Stored records

** BEGIN **

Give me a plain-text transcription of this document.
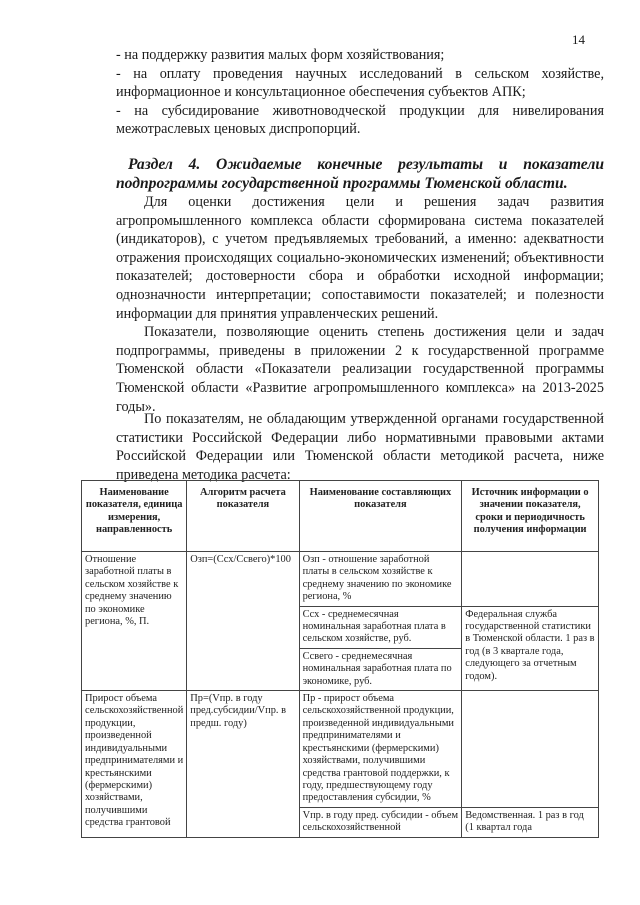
14

- на поддержку развития малых форм хозяйствования;

- на оплату проведения научных исследований в сельском хозяйстве, информационное и консультационное обеспечения субъектов АПК;

- на субсидирование животноводческой продукции для нивелирования межотраслевых ценовых диспропорций.

Раздел 4. Ожидаемые конечные результаты и показатели подпрограммы государственной программы Тюменской области.

Для оценки достижения цели и решения задач развития агропромышленного комплекса области сформирована система показателей (индикаторов), с учетом предъявляемых требований, а именно: адекватности отражения происходящих социально-экономических изменений; объективности показателей; достоверности сбора и обработки исходной информации; однозначности интерпретации; сопоставимости показателей; и полезности информации для принятия управленческих решений.

Показатели, позволяющие оценить степень достижения цели и задач подпрограммы, приведены в приложении 2 к государственной программе Тюменской области «Показатели реализации государственной программы Тюменской области «Развитие агропромышленного комплекса» на 2013-2025 годы».

По показателям, не обладающим утвержденной органами государственной статистики Российской Федерации либо нормативными правовыми актами Российской Федерации или Тюменской области методикой расчета, ниже приведена методика расчета:

Наименование показателя, единица измерения, направленность	Алгоритм расчета показателя	Наименование составляющих показателя	Источник информации о значении показателя, сроки и периодичность получения информации
Отношение заработной платы в сельском хозяйстве к среднему значению по экономике региона, %, П.	Озп=(Ссх/Ссвего)*100	Озп - отношение заработной платы в сельском хозяйстве к среднему значению по экономике региона, %	
		Ссх - среднемесячная номинальная заработная плата в сельском хозяйстве, руб.	Федеральная служба государственной статистики в Тюменской области. 1 раз в год (в 3 квартале года, следующего за отчетным годом).
		Ссвего - среднемесячная номинальная заработная плата по экономике, руб.	
Прирост объема сельскохозяйственной продукции, произведенной индивидуальными предпринимателями и крестьянскими (фермерскими) хозяйствами, получившими средства грантовой	Пр=(Vпр. в году пред.субсидии/Vпр. в предш. году)	Пр - прирост объема сельскохозяйственной продукции, произведенной индивидуальными предпринимателями и крестьянскими (фермерскими) хозяйствами, получившими средства грантовой поддержки, к году, предшествующему году предоставления субсидии, %	
		Vпр. в году пред. субсидии - объем сельскохозяйственной	Ведомственная. 1 раз в год (1 квартал года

** END **

## Task directions:
Can you repeat every record above exactly, apart from the pictures?

## Result of the task:
Give me a plain-text transcription of this document.
14

- на поддержку развития малых форм хозяйствования;

- на оплату проведения научных исследований в сельском хозяйстве, информационное и консультационное обеспечения субъектов АПК;

- на субсидирование животноводческой продукции для нивелирования межотраслевых ценовых диспропорций.

Раздел 4. Ожидаемые конечные результаты и показатели подпрограммы государственной программы Тюменской области.

Для оценки достижения цели и решения задач развития агропромышленного комплекса области сформирована система показателей (индикаторов), с учетом предъявляемых требований, а именно: адекватности отражения происходящих социально-экономических изменений; объективности показателей; достоверности сбора и обработки исходной информации; однозначности интерпретации; сопоставимости показателей; и полезности информации для принятия управленческих решений.

Показатели, позволяющие оценить степень достижения цели и задач подпрограммы, приведены в приложении 2 к государственной программе Тюменской области «Показатели реализации государственной программы Тюменской области «Развитие агропромышленного комплекса» на 2013-2025 годы».

По показателям, не обладающим утвержденной органами государственной статистики Российской Федерации либо нормативными правовыми актами Российской Федерации или Тюменской области методикой расчета, ниже приведена методика расчета:

Наименование показателя, единица измерения, направленность	Алгоритм расчета показателя	Наименование составляющих показателя	Источник информации о значении показателя, сроки и периодичность получения информации
Отношение заработной платы в сельском хозяйстве к среднему значению по экономике региона, %, П.	Озп=(Ссх/Ссвего)*100	Озп - отношение заработной платы в сельском хозяйстве к среднему значению по экономике региона, %	
		Ссх - среднемесячная номинальная заработная плата в сельском хозяйстве, руб.	Федеральная служба государственной статистики в Тюменской области. 1 раз в год (в 3 квартале года, следующего за отчетным годом).
		Ссвего - среднемесячная номинальная заработная плата по экономике, руб.	
Прирост объема сельскохозяйственной продукции, произведенной индивидуальными предпринимателями и крестьянскими (фермерскими) хозяйствами, получившими средства грантовой	Пр=(Vпр. в году пред.субсидии/Vпр. в предш. году)	Пр - прирост объема сельскохозяйственной продукции, произведенной индивидуальными предпринимателями и крестьянскими (фермерскими) хозяйствами, получившими средства грантовой поддержки, к году, предшествующему году предоставления субсидии, %	
		Vпр. в году пред. субсидии - объем сельскохозяйственной	Ведомственная. 1 раз в год (1 квартал года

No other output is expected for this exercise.